**STATED GOAL**
Retype the records below exactly as they appear.

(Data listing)
◇ ◇ ◇ ◇ ◇ ◇ ◇

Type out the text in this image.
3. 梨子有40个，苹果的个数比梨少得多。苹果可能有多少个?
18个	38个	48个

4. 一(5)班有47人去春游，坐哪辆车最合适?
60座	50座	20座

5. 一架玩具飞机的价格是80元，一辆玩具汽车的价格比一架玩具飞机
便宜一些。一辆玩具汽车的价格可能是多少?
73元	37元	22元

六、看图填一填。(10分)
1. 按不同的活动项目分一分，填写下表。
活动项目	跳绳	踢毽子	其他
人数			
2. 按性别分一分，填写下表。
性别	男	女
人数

◇ ◇ ◇ ◇ ◇ ◇ ◇

**COMPLETED TASK**
Type out the text in this image.
3. 梨子有40个，苹果的个数比梨少得多。苹果可能有多少个?
18个	38个	48个

4. 一(5)班有47人去春游，坐哪辆车最合适?
60座	50座	20座

5. 一架玩具飞机的价格是80元，一辆玩具汽车的价格比一架玩具飞机
便宜一些。一辆玩具汽车的价格可能是多少?
73元	37元	22元

六、看图填一填。(10分)
1. 按不同的活动项目分一分，填写下表。
活动项目	跳绳	踢毽子	其他
人数			
2. 按性别分一分，填写下表。
性别	男	女
人数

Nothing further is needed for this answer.